> [ACTIONS TO TAKE]:
1) Could you reproduce the tech news roundup word for word from "1. Zeus Trojan" to "him at SAP."?
2) Do these statements agree with the tech news roundup? Answer yes or no for each, and quote the deciding words. (a) HP promoted its new CEO from within the company. (b) Authorities in the U.K., U.S. and Ukraine moved against alleged botnet thieves. (c) HP's new CEO previously led SAP.
3) How would the tech news roundup continue after its last sentence? Write the next part.

DOCUMENT SECTION Start Marker

Top headlines this week include the arrests of alleged members of the Zeus botnet gang, Hewlett-Packard's surprise announcement that its new CEO is former SAP chief Leo Apotheker and ongoing coverage of the Stuxnet worm, with speculation about its origins.
1. Zeus Trojan bust reveals sophisticated 'money mules' operation in the U.S. Zeus botnet bank thieves were careless with own security, Feds hit Zeus group, but the brains remain overseas and Ukraine authorities take action against Zeus ring: Authorities in the U.K., U.S. and Ukraine moved to bust alleged botnet thieves, who set up an intricate operation around the Zeus Trojan. As the story unfolds, we expect a fascinating look inside the inner workings of this sophisticated cybercrime ring as details are revealed by authorities.
2. Former SAP CEO Apotheker now head of HP, With Apotheker at helm, HP signals new direction and Analysis: HP spins CEO carousel and picks wrong horse in Apotheker: HP decided not to promote from within, tapping Apotheker as its next CEO in a move that raised more than a few eyebrows, considering how things ended for him at SAP.

DOCUMENT SECTION End Marker
EXTRACTED MATERIAL Start Marker

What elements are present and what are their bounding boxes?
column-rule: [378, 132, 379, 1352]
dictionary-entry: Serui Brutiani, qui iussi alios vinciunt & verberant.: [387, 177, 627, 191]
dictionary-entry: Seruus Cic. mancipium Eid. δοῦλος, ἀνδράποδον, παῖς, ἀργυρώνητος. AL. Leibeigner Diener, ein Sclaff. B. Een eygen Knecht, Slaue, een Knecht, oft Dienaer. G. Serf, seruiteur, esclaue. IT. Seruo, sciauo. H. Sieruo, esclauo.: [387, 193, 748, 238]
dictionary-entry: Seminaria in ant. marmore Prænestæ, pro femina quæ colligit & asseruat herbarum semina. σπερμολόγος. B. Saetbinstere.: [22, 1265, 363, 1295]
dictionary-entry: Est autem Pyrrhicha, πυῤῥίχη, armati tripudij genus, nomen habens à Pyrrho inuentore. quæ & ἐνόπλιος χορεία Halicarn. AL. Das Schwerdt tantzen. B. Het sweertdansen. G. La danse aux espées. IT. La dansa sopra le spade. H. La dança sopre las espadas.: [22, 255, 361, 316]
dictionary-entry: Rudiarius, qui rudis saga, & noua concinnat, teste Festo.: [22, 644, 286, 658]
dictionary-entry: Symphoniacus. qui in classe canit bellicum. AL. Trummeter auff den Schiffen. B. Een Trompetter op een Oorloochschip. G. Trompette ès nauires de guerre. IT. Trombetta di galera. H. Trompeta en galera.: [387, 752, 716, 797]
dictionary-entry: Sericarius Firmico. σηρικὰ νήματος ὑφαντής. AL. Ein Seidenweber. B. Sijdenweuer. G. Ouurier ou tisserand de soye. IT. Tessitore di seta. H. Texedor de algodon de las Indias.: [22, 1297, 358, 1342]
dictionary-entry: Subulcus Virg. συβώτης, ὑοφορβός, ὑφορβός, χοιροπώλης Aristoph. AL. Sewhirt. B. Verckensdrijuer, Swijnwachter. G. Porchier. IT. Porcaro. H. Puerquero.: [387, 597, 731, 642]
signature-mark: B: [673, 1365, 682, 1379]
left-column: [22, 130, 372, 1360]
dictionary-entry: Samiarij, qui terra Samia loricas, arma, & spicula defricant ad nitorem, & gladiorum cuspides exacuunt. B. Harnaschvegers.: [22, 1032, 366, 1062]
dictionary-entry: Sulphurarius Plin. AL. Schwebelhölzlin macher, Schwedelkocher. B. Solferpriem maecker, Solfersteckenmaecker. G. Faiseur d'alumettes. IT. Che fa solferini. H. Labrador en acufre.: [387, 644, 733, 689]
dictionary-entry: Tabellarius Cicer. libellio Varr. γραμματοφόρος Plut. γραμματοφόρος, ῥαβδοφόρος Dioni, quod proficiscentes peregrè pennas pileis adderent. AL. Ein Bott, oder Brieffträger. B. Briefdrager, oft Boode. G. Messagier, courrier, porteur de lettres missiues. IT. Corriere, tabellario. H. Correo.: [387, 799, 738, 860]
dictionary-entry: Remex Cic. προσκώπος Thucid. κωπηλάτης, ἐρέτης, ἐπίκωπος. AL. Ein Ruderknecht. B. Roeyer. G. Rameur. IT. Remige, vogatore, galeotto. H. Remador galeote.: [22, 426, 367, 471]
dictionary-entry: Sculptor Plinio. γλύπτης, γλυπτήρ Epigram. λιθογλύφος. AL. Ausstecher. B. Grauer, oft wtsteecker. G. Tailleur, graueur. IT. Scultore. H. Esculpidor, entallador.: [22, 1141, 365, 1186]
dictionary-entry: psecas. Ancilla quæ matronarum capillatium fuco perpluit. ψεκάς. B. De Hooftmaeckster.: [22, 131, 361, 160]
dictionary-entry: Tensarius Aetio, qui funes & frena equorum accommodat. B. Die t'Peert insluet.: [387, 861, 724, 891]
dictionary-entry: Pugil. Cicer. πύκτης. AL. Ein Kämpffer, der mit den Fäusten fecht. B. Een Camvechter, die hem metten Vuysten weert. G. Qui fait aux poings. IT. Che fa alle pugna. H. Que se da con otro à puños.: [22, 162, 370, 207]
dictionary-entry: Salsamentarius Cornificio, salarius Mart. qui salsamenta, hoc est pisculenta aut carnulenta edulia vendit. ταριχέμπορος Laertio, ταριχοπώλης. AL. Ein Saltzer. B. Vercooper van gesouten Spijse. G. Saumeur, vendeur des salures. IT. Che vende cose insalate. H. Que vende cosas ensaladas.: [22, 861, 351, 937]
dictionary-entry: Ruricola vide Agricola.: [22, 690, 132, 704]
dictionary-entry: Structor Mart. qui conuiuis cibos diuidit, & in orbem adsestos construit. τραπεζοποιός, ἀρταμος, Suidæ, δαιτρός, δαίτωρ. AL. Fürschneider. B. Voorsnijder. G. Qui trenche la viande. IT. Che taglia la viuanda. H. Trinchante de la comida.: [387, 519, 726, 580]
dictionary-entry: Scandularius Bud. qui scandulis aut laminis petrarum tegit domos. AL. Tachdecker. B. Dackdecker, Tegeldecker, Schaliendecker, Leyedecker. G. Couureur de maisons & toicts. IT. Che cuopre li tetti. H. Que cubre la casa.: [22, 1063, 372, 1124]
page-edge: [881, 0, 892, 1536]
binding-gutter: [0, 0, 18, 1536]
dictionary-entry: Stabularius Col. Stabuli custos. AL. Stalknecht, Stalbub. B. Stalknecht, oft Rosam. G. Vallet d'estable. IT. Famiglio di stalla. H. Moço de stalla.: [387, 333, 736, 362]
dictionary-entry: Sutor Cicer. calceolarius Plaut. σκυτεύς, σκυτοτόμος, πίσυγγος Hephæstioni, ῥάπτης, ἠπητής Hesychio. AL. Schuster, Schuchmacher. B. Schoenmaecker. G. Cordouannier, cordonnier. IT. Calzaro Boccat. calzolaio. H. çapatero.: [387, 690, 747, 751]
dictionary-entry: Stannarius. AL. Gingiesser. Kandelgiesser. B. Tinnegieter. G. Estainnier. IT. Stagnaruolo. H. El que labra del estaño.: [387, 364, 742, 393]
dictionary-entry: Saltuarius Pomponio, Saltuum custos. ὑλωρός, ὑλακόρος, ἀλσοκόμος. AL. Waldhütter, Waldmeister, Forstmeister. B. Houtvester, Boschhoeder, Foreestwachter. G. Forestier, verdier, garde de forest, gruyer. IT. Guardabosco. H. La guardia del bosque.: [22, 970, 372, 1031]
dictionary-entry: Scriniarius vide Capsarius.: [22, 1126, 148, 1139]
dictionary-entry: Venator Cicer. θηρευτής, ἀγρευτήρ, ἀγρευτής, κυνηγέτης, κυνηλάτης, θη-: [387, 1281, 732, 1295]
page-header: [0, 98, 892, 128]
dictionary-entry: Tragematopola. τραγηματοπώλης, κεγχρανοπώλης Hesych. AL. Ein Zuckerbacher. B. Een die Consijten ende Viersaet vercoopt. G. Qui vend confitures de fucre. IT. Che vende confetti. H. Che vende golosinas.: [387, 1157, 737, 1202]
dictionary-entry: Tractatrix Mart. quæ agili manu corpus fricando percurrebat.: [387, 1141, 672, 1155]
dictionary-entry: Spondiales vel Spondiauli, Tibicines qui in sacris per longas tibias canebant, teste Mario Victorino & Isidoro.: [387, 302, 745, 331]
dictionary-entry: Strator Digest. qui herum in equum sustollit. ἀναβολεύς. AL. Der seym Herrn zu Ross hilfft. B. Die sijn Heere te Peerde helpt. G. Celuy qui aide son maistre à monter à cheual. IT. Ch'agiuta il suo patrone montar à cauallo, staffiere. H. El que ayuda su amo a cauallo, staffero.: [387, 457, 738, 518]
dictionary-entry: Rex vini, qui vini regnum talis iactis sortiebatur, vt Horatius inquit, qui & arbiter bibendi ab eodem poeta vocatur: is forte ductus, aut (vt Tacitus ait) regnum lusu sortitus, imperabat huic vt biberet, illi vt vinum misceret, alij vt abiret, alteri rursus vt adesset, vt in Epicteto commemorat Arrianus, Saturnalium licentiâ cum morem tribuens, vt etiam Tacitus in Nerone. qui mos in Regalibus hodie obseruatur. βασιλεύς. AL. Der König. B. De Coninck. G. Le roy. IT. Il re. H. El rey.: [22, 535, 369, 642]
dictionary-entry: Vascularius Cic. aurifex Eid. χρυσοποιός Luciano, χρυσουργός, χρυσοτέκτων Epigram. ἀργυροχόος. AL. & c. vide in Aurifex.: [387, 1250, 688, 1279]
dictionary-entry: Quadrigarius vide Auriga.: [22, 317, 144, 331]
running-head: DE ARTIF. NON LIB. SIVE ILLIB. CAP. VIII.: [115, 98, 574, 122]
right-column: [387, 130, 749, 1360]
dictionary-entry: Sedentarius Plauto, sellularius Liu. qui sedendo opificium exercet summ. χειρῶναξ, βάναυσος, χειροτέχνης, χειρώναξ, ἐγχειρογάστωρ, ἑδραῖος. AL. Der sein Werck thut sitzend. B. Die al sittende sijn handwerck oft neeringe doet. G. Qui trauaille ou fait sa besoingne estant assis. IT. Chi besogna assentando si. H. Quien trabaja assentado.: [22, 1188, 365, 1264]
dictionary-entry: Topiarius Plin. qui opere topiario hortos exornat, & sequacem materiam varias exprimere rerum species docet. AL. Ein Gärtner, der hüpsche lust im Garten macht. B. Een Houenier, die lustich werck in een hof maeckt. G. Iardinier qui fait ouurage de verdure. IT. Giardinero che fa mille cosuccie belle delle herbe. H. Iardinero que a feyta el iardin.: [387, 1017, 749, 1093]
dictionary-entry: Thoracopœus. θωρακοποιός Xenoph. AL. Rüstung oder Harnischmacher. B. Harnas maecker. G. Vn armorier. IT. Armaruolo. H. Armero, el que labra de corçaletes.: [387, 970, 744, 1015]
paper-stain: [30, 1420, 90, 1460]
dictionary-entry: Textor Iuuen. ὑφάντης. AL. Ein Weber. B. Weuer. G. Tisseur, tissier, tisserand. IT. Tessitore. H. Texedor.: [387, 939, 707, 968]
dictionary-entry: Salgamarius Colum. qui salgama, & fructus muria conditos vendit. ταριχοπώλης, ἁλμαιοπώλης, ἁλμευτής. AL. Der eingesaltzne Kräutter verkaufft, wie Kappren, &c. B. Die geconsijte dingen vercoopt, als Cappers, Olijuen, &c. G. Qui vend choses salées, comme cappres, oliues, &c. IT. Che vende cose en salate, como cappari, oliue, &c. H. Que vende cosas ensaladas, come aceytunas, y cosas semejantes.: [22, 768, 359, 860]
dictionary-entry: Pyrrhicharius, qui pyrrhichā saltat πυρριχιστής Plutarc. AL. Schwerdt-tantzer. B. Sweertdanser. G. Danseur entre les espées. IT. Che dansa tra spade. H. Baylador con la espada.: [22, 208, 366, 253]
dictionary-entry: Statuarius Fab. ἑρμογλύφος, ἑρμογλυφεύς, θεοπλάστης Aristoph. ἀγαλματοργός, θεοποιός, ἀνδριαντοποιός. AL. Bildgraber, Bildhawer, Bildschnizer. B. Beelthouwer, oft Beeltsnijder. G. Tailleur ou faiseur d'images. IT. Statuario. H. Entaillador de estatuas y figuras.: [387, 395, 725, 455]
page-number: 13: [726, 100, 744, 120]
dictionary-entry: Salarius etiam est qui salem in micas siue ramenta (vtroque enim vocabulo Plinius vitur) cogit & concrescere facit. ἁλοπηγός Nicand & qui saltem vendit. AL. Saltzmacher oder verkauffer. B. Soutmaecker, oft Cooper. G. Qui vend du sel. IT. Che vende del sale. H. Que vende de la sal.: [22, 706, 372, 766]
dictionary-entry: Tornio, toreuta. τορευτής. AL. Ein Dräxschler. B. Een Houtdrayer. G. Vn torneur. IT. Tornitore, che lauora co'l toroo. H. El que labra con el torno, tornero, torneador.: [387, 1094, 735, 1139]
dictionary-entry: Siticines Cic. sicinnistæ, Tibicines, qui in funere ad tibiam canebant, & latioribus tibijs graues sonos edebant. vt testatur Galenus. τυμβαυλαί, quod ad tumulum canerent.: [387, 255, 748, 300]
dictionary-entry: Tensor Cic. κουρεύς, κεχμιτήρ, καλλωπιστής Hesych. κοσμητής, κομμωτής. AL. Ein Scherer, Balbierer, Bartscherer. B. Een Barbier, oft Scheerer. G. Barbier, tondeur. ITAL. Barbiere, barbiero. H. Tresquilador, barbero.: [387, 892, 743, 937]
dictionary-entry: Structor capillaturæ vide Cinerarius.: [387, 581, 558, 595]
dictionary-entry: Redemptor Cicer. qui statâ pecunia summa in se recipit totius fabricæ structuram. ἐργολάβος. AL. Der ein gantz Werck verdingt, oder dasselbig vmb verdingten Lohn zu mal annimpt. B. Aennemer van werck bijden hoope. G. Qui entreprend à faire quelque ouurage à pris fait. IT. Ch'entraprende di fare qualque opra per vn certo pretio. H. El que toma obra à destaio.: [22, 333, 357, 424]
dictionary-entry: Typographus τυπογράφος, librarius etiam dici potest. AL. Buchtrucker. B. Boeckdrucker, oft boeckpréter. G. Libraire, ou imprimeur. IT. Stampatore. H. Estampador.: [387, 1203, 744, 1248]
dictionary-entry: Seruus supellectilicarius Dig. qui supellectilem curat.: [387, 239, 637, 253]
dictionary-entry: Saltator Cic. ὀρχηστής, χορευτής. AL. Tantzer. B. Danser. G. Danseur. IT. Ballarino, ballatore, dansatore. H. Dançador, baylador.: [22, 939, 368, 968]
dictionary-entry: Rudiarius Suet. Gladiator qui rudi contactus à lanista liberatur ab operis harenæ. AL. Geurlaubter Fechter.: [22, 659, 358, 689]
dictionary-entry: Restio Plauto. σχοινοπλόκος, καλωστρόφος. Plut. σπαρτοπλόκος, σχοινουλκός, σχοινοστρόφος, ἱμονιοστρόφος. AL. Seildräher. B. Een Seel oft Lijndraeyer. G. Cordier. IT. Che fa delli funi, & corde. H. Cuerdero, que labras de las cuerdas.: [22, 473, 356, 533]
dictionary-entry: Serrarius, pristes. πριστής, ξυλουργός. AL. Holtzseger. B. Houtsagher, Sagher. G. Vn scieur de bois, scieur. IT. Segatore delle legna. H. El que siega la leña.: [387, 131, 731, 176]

EXTRACTED MATERIAL End Marker

> [ANSWERS FOR THE EXERCISE]:
1)
1. Zeus Trojan bust reveals sophisticated 'money mules' operation in the U.S. Zeus botnet bank thieves were careless with own security, Feds hit Zeus group, but the brains remain overseas and Ukraine authorities take action against Zeus ring: Authorities in the U.K., U.S. and Ukraine moved to bust alleged botnet thieves, who set up an intricate operation around the Zeus Trojan. As the story unfolds, we expect a fascinating look inside the inner workings of this sophisticated cybercrime ring as details are revealed by authorities.
2. Former SAP CEO Apotheker now head of HP, With Apotheker at helm, HP signals new direction and Analysis: HP spins CEO carousel and picks wrong horse in Apotheker: HP decided not to promote from within, tapping Apotheker as its next CEO in a move that raised more than a few eyebrows, considering how things ended for him at SAP.

2)
(a) No: "HP decided not to promote from within"
(b) Yes: "Authorities in the U.K., U.S. and Ukraine moved to bust alleged botnet thieves"
(c) Yes: "its new CEO is former SAP chief Leo Apotheker"

3)
3. Is Stuxnet an Israeli-invented attack against Iran? and Stuxnet worm can re-infect scrubbed PCs: Researchers have focused on clues in the code of the Stuxnet worm to offer conjecture about its source -- or perhaps its creators are just trying to make it look like the malware came from Israel. Researchers have also discovered additional ways in which the worm spreads.
4. House net neutrality proposal falls apart and Congress punts net neutrality back to FCC: A U.S. House of Representatives proposal on net neutrality lost steam when it didn't garner quite enough support. So Congress is sending the issue back to the U.S. Federal Communication Commission. We wonder if the conversation has gone like this: "You take it." "No, you take it." "Please, take it." "No, really, it's your job." ...
5. Is your Android phone spying on you? and Android app Spygate: Tips to put an end to spying apps: A study finds that Android mobile phone apps collect location information about users and share that with advertisers without permission of the smartphone owner, so we also offer some tips on how to stop those apps from spying on you.
6. OpenOffice.org developers break ties with Oracle: In a move to break away from Oracle, OpenOffice developers have started a new foundation to support their work and plan to distribute a new version of the software suite called LibreOffice. This is a story that could have a "more to follow" tagline on the end of it.
7. Google updates Instant with keyboard navigation: Google continues to update its "Instant" feature, which anticipates users' search queries based on the letters they type. (We confess to a bit of geeky glee when we manage to confuse Google Instant.)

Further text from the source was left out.